**** SOURCE DATA ****

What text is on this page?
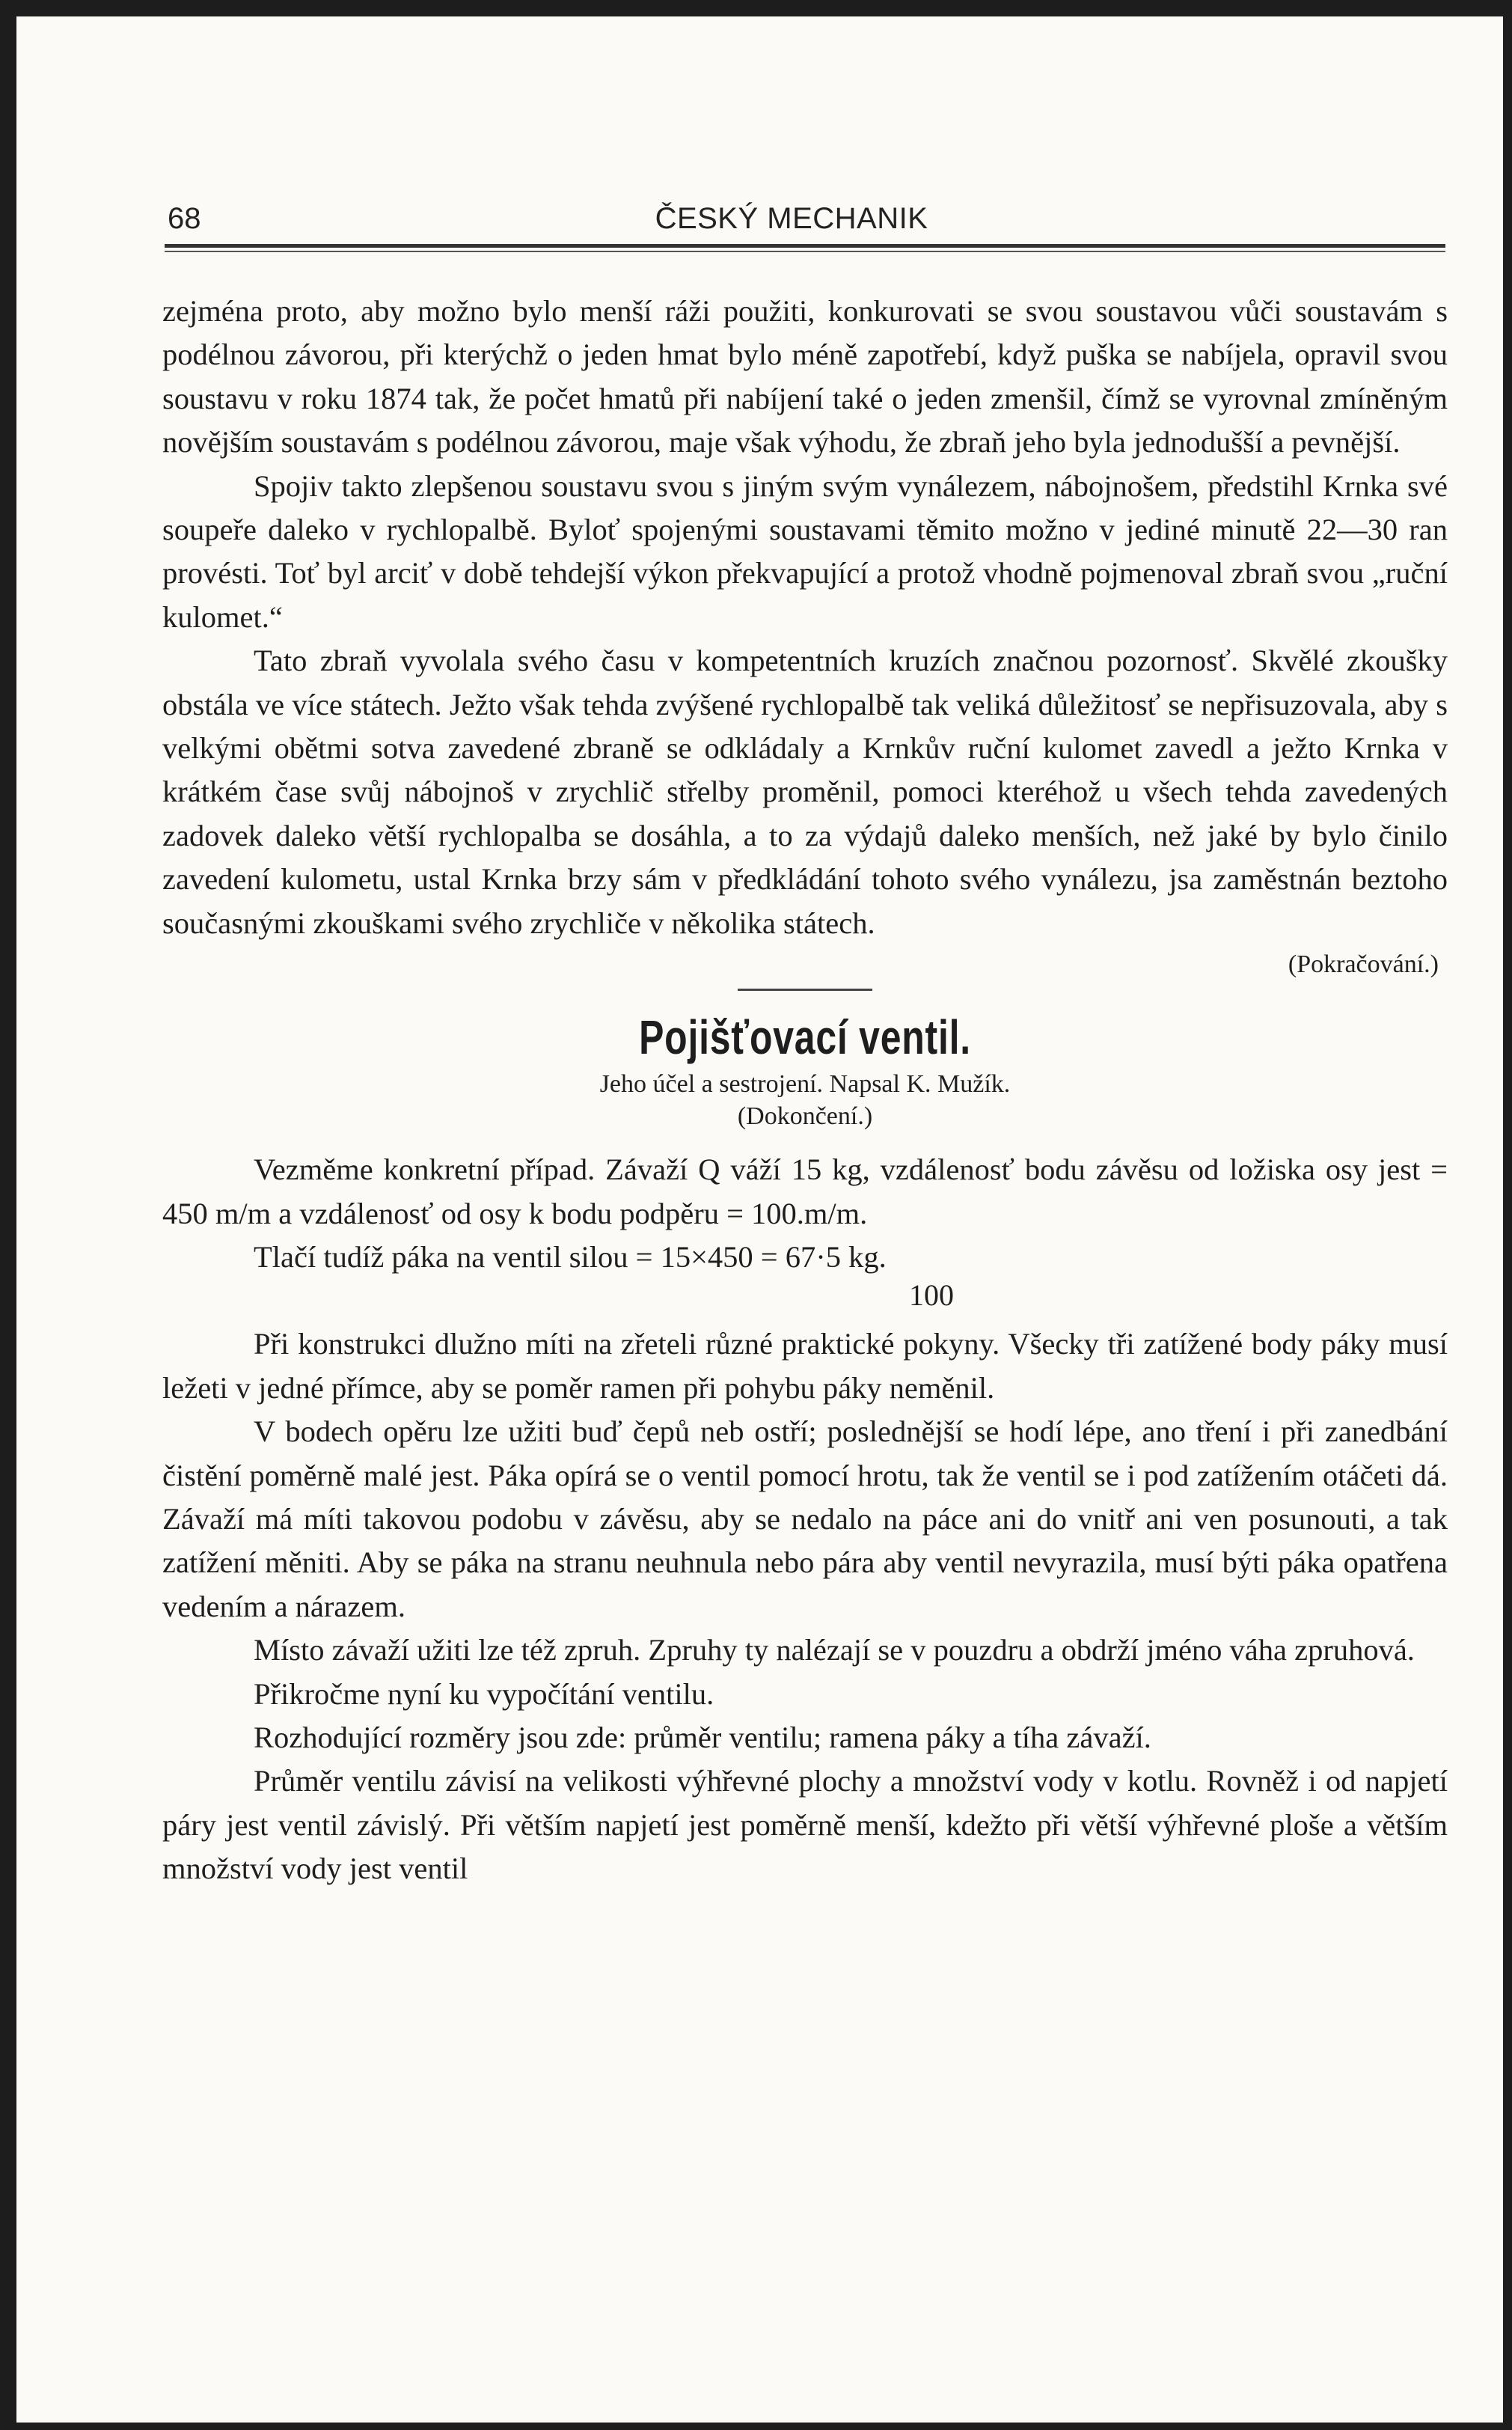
68	ČESKÝ MECHANIK

zejména proto, aby možno bylo menší ráži použiti, konkurovati se svou soustavou vůči soustavám s podélnou závorou, při kterýchž o jeden hmat bylo méně zapotřebí, když puška se nabíjela, opravil svou soustavu v roku 1874 tak, že počet hmatů při nabíjení také o jeden zmenšil, čímž se vyrovnal zmíněným novějším soustavám s podélnou závorou, maje však výhodu, že zbraň jeho byla jednodušší a pevnější.

Spojiv takto zlepšenou soustavu svou s jiným svým vynálezem, nábojnošem, předstihl Krnka své soupeře daleko v rychlopalbě. Byloť spojenými soustavami těmito možno v jediné minutě 22—30 ran provésti. Toť byl arciť v době tehdejší výkon překvapující a protož vhodně pojmenoval zbraň svou „ruční kulomet.“

Tato zbraň vyvolala svého času v kompetentních kruzích značnou pozornosť. Skvělé zkoušky obstála ve více státech. Ježto však tehda zvýšené rychlopalbě tak veliká důležitosť se nepřisuzovala, aby s velkými obětmi sotva zavedené zbraně se odkládaly a Krnkův ruční kulomet zavedl a ježto Krnka v krátkém čase svůj nábojnoš v zrychlič střelby proměnil, pomoci kteréhož u všech tehda zavedených zadovek daleko větší rychlopalba se dosáhla, a to za výdajů daleko menších, než jaké by bylo činilo zavedení kulometu, ustal Krnka brzy sám v předkládání tohoto svého vynálezu, jsa zaměstnán beztoho současnými zkouškami svého zrychliče v několika státech.

(Pokračování.)

Pojišťovací ventil.
Jeho účel a sestrojení. Napsal K. Mužík.
(Dokončení.)

Vezměme konkretní případ. Závaží Q váží 15 kg, vzdálenosť bodu závěsu od ložiska osy jest = 450 m/m a vzdálenosť od osy k bodu podpěru = 100.m/m.

Tlačí tudíž páka na ventil silou = 15×450 = 67·5 kg.

100

Při konstrukci dlužno míti na zřeteli různé praktické pokyny. Všecky tři zatížené body páky musí ležeti v jedné přímce, aby se poměr ramen při pohybu páky neměnil.

V bodech opěru lze užiti buď čepů neb ostří; poslednější se hodí lépe, ano tření i při zanedbání čistění poměrně malé jest. Páka opírá se o ventil pomocí hrotu, tak že ventil se i pod zatížením otáčeti dá. Závaží má míti takovou podobu v závěsu, aby se nedalo na páce ani do vnitř ani ven posunouti, a tak zatížení měniti. Aby se páka na stranu neuhnula nebo pára aby ventil nevyrazila, musí býti páka opatřena vedením a nárazem.

Místo závaží užiti lze též zpruh. Zpruhy ty nalézají se v pouzdru a obdrží jméno váha zpruhová.

Přikročme nyní ku vypočítání ventilu.

Rozhodující rozměry jsou zde: průměr ventilu; ramena páky a tíha závaží.

Průměr ventilu závisí na velikosti výhřevné plochy a množství vody v kotlu. Rovněž i od napjetí páry jest ventil závislý. Při větším napjetí jest poměrně menší, kdežto při větší výhřevné ploše a větším množství vody jest ventil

****

● **EXERCISE REQUIREMENTS**: Return each line from the material above exactly, but not the pictures.

● **RESULT FOR THIS TASK**:
What text is on this page?
68	ČESKÝ MECHANIK

zejména proto, aby možno bylo menší ráži použiti, konkurovati se svou soustavou vůči soustavám s podélnou závorou, při kterýchž o jeden hmat bylo méně zapotřebí, když puška se nabíjela, opravil svou soustavu v roku 1874 tak, že počet hmatů při nabíjení také o jeden zmenšil, čímž se vyrovnal zmíněným novějším soustavám s podélnou závorou, maje však výhodu, že zbraň jeho byla jednodušší a pevnější.

Spojiv takto zlepšenou soustavu svou s jiným svým vynálezem, nábojnošem, předstihl Krnka své soupeře daleko v rychlopalbě. Byloť spojenými soustavami těmito možno v jediné minutě 22—30 ran provésti. Toť byl arciť v době tehdejší výkon překvapující a protož vhodně pojmenoval zbraň svou „ruční kulomet.“

Tato zbraň vyvolala svého času v kompetentních kruzích značnou pozornosť. Skvělé zkoušky obstála ve více státech. Ježto však tehda zvýšené rychlopalbě tak veliká důležitosť se nepřisuzovala, aby s velkými obětmi sotva zavedené zbraně se odkládaly a Krnkův ruční kulomet zavedl a ježto Krnka v krátkém čase svůj nábojnoš v zrychlič střelby proměnil, pomoci kteréhož u všech tehda zavedených zadovek daleko větší rychlopalba se dosáhla, a to za výdajů daleko menších, než jaké by bylo činilo zavedení kulometu, ustal Krnka brzy sám v předkládání tohoto svého vynálezu, jsa zaměstnán beztoho současnými zkouškami svého zrychliče v několika státech.

(Pokračování.)

Pojišťovací ventil.
Jeho účel a sestrojení. Napsal K. Mužík.
(Dokončení.)

Vezměme konkretní případ. Závaží Q váží 15 kg, vzdálenosť bodu závěsu od ložiska osy jest = 450 m/m a vzdálenosť od osy k bodu podpěru = 100.m/m.

Tlačí tudíž páka na ventil silou = 15×450 = 67·5 kg.

100

Při konstrukci dlužno míti na zřeteli různé praktické pokyny. Všecky tři zatížené body páky musí ležeti v jedné přímce, aby se poměr ramen při pohybu páky neměnil.

V bodech opěru lze užiti buď čepů neb ostří; poslednější se hodí lépe, ano tření i při zanedbání čistění poměrně malé jest. Páka opírá se o ventil pomocí hrotu, tak že ventil se i pod zatížením otáčeti dá. Závaží má míti takovou podobu v závěsu, aby se nedalo na páce ani do vnitř ani ven posunouti, a tak zatížení měniti. Aby se páka na stranu neuhnula nebo pára aby ventil nevyrazila, musí býti páka opatřena vedením a nárazem.

Místo závaží užiti lze též zpruh. Zpruhy ty nalézají se v pouzdru a obdrží jméno váha zpruhová.

Přikročme nyní ku vypočítání ventilu.

Rozhodující rozměry jsou zde: průměr ventilu; ramena páky a tíha závaží.

Průměr ventilu závisí na velikosti výhřevné plochy a množství vody v kotlu. Rovněž i od napjetí páry jest ventil závislý. Při větším napjetí jest poměrně menší, kdežto při větší výhřevné ploše a větším množství vody jest ventil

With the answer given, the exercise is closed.